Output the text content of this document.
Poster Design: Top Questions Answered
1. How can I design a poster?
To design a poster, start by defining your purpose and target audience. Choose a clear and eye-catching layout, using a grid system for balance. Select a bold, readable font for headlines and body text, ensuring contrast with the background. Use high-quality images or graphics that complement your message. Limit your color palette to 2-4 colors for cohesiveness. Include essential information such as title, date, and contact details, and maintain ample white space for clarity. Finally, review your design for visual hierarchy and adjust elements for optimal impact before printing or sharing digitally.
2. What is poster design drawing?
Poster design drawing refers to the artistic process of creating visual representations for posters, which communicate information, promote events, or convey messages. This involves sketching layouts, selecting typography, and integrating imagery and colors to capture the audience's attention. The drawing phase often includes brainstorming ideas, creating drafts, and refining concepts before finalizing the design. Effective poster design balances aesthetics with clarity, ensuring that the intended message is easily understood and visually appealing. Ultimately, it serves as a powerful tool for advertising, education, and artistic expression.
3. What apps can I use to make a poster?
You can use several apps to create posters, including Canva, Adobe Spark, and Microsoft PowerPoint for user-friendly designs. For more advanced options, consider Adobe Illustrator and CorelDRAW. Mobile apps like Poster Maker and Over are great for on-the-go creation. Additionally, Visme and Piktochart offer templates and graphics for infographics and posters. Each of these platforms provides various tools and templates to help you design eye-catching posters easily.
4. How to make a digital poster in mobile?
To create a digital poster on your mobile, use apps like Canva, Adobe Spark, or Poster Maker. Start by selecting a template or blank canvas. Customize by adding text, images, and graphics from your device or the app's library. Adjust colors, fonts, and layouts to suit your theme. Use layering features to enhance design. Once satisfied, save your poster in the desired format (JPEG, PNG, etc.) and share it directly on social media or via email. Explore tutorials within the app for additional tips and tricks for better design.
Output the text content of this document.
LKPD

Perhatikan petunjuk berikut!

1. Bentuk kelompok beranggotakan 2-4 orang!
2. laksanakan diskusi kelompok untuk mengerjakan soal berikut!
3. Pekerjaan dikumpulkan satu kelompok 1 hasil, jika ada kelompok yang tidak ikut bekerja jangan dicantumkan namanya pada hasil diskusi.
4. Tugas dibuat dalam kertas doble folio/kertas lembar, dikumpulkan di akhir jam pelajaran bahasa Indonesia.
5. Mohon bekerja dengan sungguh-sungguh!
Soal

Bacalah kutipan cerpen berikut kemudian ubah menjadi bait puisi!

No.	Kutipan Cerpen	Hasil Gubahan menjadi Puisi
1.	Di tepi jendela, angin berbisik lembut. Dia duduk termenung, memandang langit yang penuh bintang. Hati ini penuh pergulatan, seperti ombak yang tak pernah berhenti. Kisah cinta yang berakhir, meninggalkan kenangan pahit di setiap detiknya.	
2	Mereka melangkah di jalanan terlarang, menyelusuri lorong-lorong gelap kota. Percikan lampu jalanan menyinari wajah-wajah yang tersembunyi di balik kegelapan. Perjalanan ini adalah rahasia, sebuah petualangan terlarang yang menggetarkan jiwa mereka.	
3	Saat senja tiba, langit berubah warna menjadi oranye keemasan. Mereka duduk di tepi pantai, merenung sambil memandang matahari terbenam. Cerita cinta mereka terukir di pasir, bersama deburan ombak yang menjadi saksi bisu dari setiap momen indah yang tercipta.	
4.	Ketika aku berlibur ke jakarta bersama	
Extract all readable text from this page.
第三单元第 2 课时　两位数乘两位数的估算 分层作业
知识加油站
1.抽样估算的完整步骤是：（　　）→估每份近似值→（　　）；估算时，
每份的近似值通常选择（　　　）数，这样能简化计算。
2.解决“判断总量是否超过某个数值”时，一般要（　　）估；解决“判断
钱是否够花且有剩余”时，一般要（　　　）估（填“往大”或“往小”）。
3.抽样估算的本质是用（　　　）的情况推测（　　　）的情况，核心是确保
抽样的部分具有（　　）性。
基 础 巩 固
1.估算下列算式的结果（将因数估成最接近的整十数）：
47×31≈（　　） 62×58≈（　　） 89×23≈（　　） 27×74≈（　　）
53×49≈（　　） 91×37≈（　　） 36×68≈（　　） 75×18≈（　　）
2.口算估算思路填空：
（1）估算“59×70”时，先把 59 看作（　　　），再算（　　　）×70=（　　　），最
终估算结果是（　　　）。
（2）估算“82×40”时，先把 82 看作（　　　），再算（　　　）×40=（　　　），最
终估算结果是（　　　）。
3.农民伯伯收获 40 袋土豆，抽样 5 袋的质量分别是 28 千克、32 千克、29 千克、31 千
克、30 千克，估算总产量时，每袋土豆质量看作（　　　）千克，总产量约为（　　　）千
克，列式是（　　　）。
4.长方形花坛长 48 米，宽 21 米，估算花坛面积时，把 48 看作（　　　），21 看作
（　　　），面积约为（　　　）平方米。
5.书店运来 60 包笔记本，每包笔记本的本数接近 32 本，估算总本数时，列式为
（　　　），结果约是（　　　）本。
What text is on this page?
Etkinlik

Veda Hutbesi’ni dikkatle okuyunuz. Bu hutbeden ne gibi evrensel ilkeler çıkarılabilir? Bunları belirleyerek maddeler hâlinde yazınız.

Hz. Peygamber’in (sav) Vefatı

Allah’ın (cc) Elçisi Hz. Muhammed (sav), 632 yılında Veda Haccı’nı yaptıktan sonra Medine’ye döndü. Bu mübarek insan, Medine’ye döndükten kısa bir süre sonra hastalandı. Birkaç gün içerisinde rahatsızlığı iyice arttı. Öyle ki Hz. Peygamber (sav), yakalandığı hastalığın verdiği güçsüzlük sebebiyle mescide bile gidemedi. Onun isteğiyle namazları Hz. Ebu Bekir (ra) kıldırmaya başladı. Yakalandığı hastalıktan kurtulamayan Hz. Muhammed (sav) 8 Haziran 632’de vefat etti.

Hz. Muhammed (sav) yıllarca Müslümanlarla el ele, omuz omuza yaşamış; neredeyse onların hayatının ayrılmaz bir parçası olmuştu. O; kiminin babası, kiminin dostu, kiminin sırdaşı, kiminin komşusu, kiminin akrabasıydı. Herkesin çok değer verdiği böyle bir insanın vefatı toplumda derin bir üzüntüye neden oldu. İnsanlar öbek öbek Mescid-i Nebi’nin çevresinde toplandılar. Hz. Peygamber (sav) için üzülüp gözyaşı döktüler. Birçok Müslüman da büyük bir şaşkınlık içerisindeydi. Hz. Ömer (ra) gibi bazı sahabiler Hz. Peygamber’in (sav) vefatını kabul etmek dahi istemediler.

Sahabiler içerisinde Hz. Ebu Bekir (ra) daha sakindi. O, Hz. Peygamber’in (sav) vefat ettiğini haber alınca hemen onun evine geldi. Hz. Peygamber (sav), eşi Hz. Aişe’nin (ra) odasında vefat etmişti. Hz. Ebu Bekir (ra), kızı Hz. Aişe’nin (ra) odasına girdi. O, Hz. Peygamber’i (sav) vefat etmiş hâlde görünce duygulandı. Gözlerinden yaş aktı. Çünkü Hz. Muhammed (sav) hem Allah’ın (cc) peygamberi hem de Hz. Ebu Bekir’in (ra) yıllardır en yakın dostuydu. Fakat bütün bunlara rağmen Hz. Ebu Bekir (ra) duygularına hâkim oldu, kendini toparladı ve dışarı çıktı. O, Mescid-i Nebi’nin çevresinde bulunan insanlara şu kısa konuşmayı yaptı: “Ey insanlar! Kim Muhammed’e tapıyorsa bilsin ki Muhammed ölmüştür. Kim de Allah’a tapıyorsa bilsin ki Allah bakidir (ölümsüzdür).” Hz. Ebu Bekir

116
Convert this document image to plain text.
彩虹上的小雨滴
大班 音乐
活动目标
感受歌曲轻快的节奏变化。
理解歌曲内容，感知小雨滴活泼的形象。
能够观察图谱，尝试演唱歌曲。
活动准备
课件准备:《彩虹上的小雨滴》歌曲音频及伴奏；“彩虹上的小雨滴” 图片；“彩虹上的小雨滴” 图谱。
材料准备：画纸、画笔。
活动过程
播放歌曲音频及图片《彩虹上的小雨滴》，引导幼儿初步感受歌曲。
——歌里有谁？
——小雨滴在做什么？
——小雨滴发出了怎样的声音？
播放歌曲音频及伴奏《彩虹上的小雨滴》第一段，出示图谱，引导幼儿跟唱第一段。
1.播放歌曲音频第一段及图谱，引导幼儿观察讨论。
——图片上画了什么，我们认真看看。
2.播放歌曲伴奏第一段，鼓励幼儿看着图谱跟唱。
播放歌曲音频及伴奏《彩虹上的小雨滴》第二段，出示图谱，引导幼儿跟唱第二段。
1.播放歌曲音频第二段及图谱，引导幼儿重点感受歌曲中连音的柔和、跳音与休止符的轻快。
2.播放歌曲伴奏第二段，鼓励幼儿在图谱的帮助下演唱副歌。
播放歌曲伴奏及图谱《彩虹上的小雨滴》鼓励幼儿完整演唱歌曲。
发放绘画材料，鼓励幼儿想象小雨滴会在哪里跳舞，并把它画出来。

====================

- PROBLEM REQUIREMENTS: Produce an exact repeat of the lines from the one containing "Convert this document image to plain text." through the last line of the data, and nothing more.

- ANSWER TO THIS PROBLEM:
Convert this document image to plain text.
彩虹上的小雨滴
大班 音乐
活动目标
感受歌曲轻快的节奏变化。
理解歌曲内容，感知小雨滴活泼的形象。
能够观察图谱，尝试演唱歌曲。
活动准备
课件准备:《彩虹上的小雨滴》歌曲音频及伴奏；“彩虹上的小雨滴” 图片；“彩虹上的小雨滴” 图谱。
材料准备：画纸、画笔。
活动过程
播放歌曲音频及图片《彩虹上的小雨滴》，引导幼儿初步感受歌曲。
——歌里有谁？
——小雨滴在做什么？
——小雨滴发出了怎样的声音？
播放歌曲音频及伴奏《彩虹上的小雨滴》第一段，出示图谱，引导幼儿跟唱第一段。
1.播放歌曲音频第一段及图谱，引导幼儿观察讨论。
——图片上画了什么，我们认真看看。
2.播放歌曲伴奏第一段，鼓励幼儿看着图谱跟唱。
播放歌曲音频及伴奏《彩虹上的小雨滴》第二段，出示图谱，引导幼儿跟唱第二段。
1.播放歌曲音频第二段及图谱，引导幼儿重点感受歌曲中连音的柔和、跳音与休止符的轻快。
2.播放歌曲伴奏第二段，鼓励幼儿在图谱的帮助下演唱副歌。
播放歌曲伴奏及图谱《彩虹上的小雨滴》鼓励幼儿完整演唱歌曲。
发放绘画材料，鼓励幼儿想象小雨滴会在哪里跳舞，并把它画出来。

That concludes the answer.